*THE TASK:*
Return every line of the data below that includes the string "values".

# # # # # # #

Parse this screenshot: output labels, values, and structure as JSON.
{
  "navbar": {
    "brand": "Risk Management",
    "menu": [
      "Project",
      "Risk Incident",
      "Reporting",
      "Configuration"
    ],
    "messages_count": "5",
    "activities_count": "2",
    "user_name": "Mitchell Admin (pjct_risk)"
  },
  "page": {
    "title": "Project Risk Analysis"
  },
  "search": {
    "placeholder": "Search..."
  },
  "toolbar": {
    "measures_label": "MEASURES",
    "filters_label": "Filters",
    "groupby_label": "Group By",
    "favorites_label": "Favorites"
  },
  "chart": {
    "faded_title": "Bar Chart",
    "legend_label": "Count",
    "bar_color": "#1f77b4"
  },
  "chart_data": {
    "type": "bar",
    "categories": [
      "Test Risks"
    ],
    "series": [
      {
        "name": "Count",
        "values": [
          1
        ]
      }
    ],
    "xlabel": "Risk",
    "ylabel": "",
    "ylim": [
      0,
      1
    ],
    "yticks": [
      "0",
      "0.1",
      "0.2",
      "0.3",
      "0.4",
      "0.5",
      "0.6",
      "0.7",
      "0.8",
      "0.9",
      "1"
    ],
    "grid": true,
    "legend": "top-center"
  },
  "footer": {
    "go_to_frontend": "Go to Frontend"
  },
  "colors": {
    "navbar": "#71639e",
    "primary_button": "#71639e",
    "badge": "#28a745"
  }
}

# # # # # # #

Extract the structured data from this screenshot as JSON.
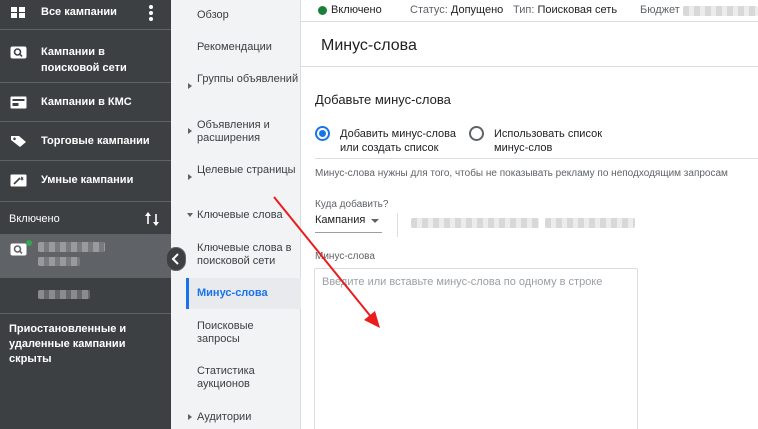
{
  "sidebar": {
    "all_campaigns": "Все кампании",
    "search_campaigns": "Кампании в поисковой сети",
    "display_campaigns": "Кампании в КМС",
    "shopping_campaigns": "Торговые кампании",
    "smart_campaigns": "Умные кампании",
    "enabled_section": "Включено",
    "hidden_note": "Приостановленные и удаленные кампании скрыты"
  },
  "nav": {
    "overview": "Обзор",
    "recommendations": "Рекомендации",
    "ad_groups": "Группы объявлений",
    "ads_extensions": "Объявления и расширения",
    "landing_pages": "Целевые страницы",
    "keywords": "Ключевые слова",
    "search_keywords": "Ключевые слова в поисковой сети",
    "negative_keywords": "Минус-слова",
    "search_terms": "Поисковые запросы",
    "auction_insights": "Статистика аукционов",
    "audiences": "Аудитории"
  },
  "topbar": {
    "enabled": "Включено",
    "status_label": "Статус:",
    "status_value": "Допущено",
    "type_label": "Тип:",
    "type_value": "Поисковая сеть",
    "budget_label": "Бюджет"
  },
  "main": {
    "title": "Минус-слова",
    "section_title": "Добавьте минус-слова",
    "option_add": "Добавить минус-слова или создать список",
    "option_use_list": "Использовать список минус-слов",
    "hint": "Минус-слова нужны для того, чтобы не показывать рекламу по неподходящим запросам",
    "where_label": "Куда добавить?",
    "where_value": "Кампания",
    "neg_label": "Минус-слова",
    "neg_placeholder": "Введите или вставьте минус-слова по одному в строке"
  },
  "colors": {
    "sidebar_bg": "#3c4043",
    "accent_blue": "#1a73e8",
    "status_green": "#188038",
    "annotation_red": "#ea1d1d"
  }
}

# # # # # # #

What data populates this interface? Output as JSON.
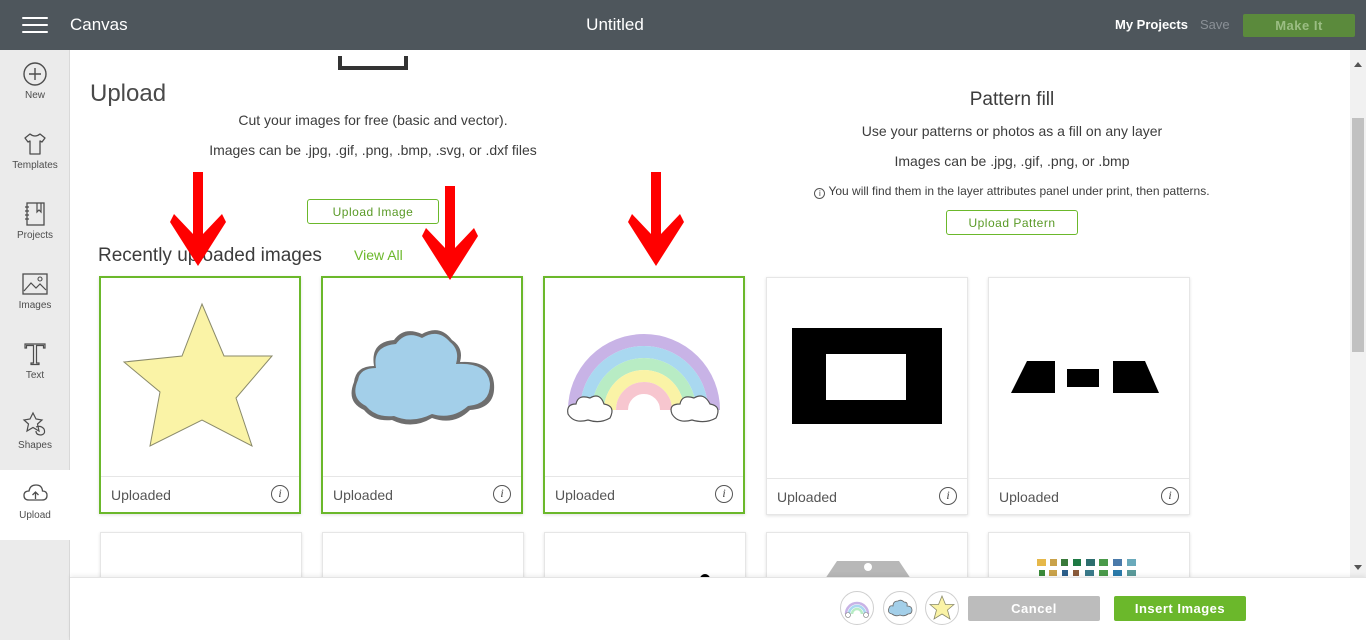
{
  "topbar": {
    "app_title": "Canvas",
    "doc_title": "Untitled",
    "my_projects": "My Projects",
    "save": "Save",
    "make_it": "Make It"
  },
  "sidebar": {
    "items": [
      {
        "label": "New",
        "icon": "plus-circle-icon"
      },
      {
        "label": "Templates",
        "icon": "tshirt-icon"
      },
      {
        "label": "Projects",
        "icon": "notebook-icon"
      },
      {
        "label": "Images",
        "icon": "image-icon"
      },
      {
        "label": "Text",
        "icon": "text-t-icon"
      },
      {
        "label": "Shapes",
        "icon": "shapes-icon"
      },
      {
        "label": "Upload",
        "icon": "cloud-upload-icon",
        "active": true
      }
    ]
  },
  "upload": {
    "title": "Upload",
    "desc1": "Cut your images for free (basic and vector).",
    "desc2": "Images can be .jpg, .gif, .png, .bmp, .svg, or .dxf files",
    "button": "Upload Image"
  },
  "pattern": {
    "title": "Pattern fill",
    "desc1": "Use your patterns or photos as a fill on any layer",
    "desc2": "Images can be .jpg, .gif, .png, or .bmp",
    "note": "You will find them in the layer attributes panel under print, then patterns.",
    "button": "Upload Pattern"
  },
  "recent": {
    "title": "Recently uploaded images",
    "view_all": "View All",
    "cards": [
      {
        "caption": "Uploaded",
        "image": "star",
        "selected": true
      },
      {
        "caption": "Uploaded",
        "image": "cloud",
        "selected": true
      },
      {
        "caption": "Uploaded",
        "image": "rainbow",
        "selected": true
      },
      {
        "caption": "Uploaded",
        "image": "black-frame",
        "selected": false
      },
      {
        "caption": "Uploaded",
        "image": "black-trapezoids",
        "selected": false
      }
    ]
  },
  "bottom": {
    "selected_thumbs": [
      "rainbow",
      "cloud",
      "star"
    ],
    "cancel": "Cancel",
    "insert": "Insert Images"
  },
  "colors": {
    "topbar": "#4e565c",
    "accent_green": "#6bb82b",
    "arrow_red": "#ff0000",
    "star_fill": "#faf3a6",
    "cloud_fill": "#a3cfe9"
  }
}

# # # # # # #

*REPLY:*
Parse this screenshot: output labels, values, and structure as JSON.
        "values": [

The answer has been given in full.